> [Exercise instructions] Reproduce all the lines exactly as they stand, apart from the pictures.

> [Excerpted records]
* start *

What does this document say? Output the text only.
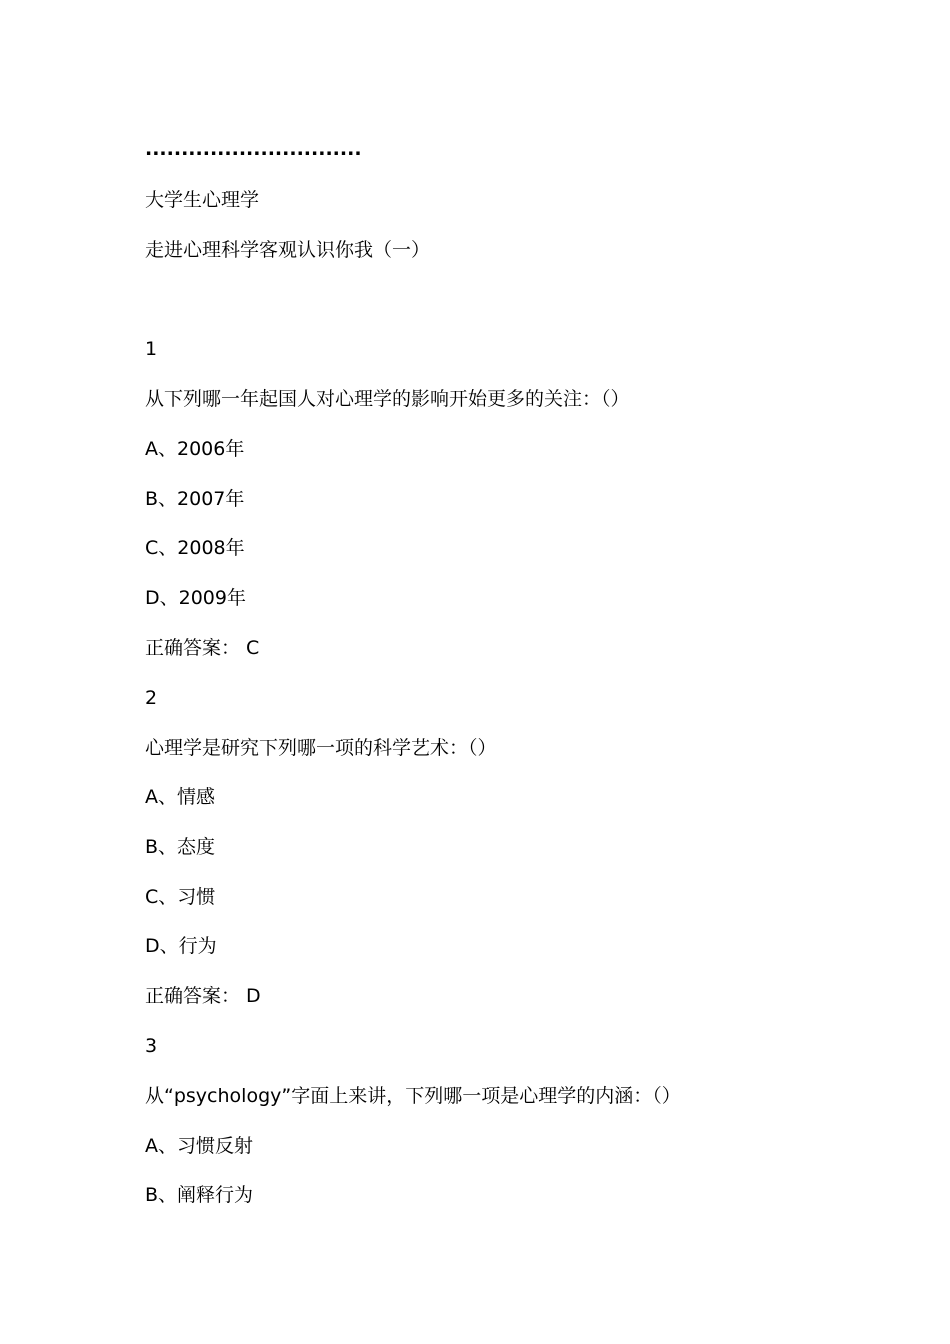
..............................
大学生心理学
走进心理科学客观认识你我（一）
1
从下列哪一年起国人对心理学的影响开始更多的关注：（）
A、2006年
B、2007年
C、2008年
D、2009年
正确答案： C
2
心理学是研究下列哪一项的科学艺术：（）
A、情感
B、态度
C、习惯
D、行为
正确答案： D
3
从“psychology”字面上来讲，下列哪一项是心理学的内涵：（）
A、习惯反射
B、阐释行为
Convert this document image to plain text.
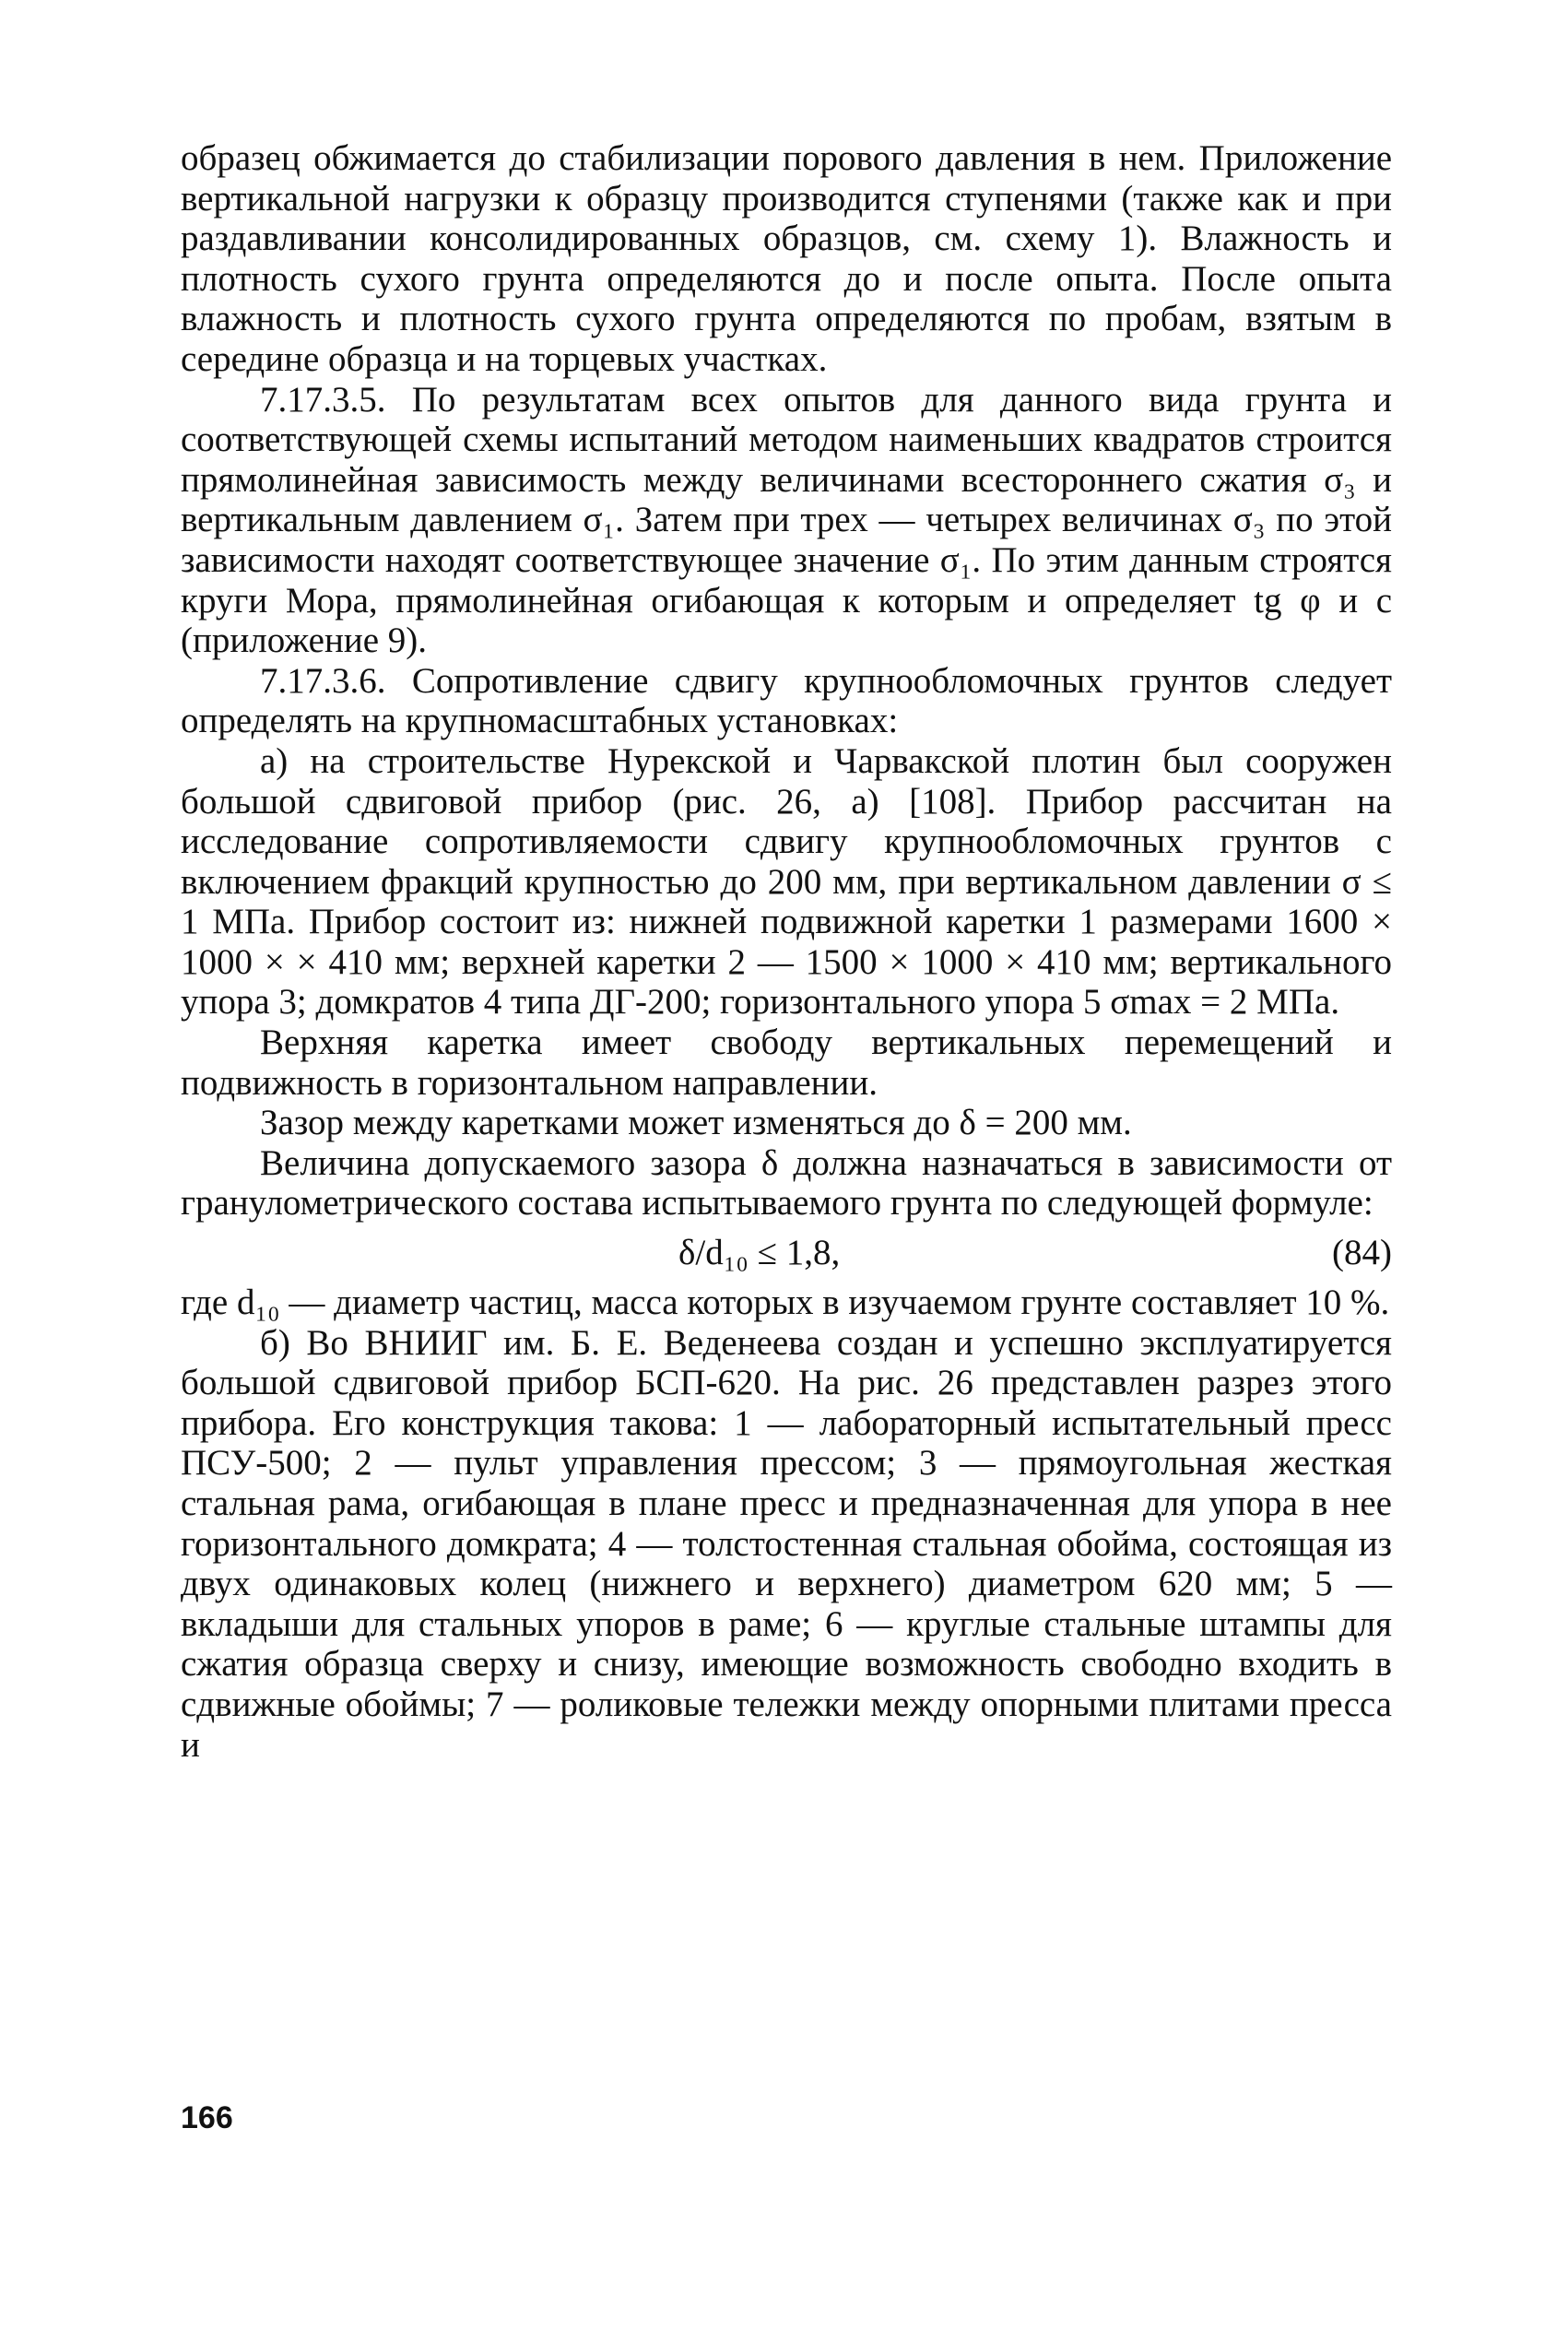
образец обжимается до стабилизации порового давления в нем. Приложение вертикальной нагрузки к образцу производится ступенями (также как и при раздавливании консолидированных образцов, см. схему 1). Влажность и плотность сухого грунта определяются до и после опыта. После опыта влажность и плотность сухого грунта определяются по пробам, взятым в середине образца и на торцевых участках.

7.17.3.5. По результатам всех опытов для данного вида грунта и соответствующей схемы испытаний методом наименьших квадратов строится прямолинейная зависимость между величинами всестороннего сжатия σ₃ и вертикальным давлением σ₁. Затем при трех — четырех величинах σ₃ по этой зависимости находят соответствующее значение σ₁. По этим данным строятся круги Мора, прямолинейная огибающая к которым и определяет tg φ и c (приложение 9).

7.17.3.6. Сопротивление сдвигу крупнообломочных грунтов следует определять на крупномасштабных установках:

а) на строительстве Нурекской и Чарвакской плотин был сооружен большой сдвиговой прибор (рис. 26, а) [108]. Прибор рассчитан на исследование сопротивляемости сдвигу крупнообломочных грунтов с включением фракций крупностью до 200 мм, при вертикальном давлении σ ≤ 1 МПа. Прибор состоит из: нижней подвижной каретки 1 размерами 1600 × 1000 × × 410 мм; верхней каретки 2 — 1500 × 1000 × 410 мм; вертикального упора 3; домкратов 4 типа ДГ-200; горизонтального упора 5 σmax = 2 МПа.

Верхняя каретка имеет свободу вертикальных перемещений и подвижность в горизонтальном направлении.

Зазор между каретками может изменяться до δ = 200 мм.

Величина допускаемого зазора δ должна назначаться в зависимости от гранулометрического состава испытываемого грунта по следующей формуле:

δ/d₁₀ ≤ 1,8,	(84)

где d₁₀ — диаметр частиц, масса которых в изучаемом грунте составляет 10 %.

б) Во ВНИИГ им. Б. Е. Веденеева создан и успешно эксплуатируется большой сдвиговой прибор БСП-620. На рис. 26 представлен разрез этого прибора. Его конструкция такова: 1 — лабораторный испытательный пресс ПСУ-500; 2 — пульт управления прессом; 3 — прямоугольная жесткая стальная рама, огибающая в плане пресс и предназначенная для упора в нее горизонтального домкрата; 4 — толстостенная стальная обойма, состоящая из двух одинаковых колец (нижнего и верхнего) диаметром 620 мм; 5 — вкладыши для стальных упоров в раме; 6 — круглые стальные штампы для сжатия образца сверху и снизу, имеющие возможность свободно входить в сдвижные обоймы; 7 — роликовые тележки между опорными плитами пресса и

166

* end *

> [Output below]
What does this document say? Output the text only.
..............................
大学生心理学
走进心理科学客观认识你我（一）
1
从下列哪一年起国人对心理学的影响开始更多的关注：（）
A、2006年
B、2007年
C、2008年
D、2009年
正确答案： C
2
心理学是研究下列哪一项的科学艺术：（）
A、情感
B、态度
C、习惯
D、行为
正确答案： D
3
从“psychology”字面上来讲，下列哪一项是心理学的内涵：（）
A、习惯反射
B、阐释行为
Convert this document image to plain text.
образец обжимается до стабилизации порового давления в нем. Приложение вертикальной нагрузки к образцу производится ступенями (также как и при раздавливании консолидированных образцов, см. схему 1). Влажность и плотность сухого грунта определяются до и после опыта. После опыта влажность и плотность сухого грунта определяются по пробам, взятым в середине образца и на торцевых участках.

7.17.3.5. По результатам всех опытов для данного вида грунта и соответствующей схемы испытаний методом наименьших квадратов строится прямолинейная зависимость между величинами всестороннего сжатия σ₃ и вертикальным давлением σ₁. Затем при трех — четырех величинах σ₃ по этой зависимости находят соответствующее значение σ₁. По этим данным строятся круги Мора, прямолинейная огибающая к которым и определяет tg φ и c (приложение 9).

7.17.3.6. Сопротивление сдвигу крупнообломочных грунтов следует определять на крупномасштабных установках:

а) на строительстве Нурекской и Чарвакской плотин был сооружен большой сдвиговой прибор (рис. 26, а) [108]. Прибор рассчитан на исследование сопротивляемости сдвигу крупнообломочных грунтов с включением фракций крупностью до 200 мм, при вертикальном давлении σ ≤ 1 МПа. Прибор состоит из: нижней подвижной каретки 1 размерами 1600 × 1000 × × 410 мм; верхней каретки 2 — 1500 × 1000 × 410 мм; вертикального упора 3; домкратов 4 типа ДГ-200; горизонтального упора 5 σmax = 2 МПа.

Верхняя каретка имеет свободу вертикальных перемещений и подвижность в горизонтальном направлении.

Зазор между каретками может изменяться до δ = 200 мм.

Величина допускаемого зазора δ должна назначаться в зависимости от гранулометрического состава испытываемого грунта по следующей формуле:

δ/d₁₀ ≤ 1,8,	(84)

где d₁₀ — диаметр частиц, масса которых в изучаемом грунте составляет 10 %.

б) Во ВНИИГ им. Б. Е. Веденеева создан и успешно эксплуатируется большой сдвиговой прибор БСП-620. На рис. 26 представлен разрез этого прибора. Его конструкция такова: 1 — лабораторный испытательный пресс ПСУ-500; 2 — пульт управления прессом; 3 — прямоугольная жесткая стальная рама, огибающая в плане пресс и предназначенная для упора в нее горизонтального домкрата; 4 — толстостенная стальная обойма, состоящая из двух одинаковых колец (нижнего и верхнего) диаметром 620 мм; 5 — вкладыши для стальных упоров в раме; 6 — круглые стальные штампы для сжатия образца сверху и снизу, имеющие возможность свободно входить в сдвижные обоймы; 7 — роликовые тележки между опорными плитами пресса и

166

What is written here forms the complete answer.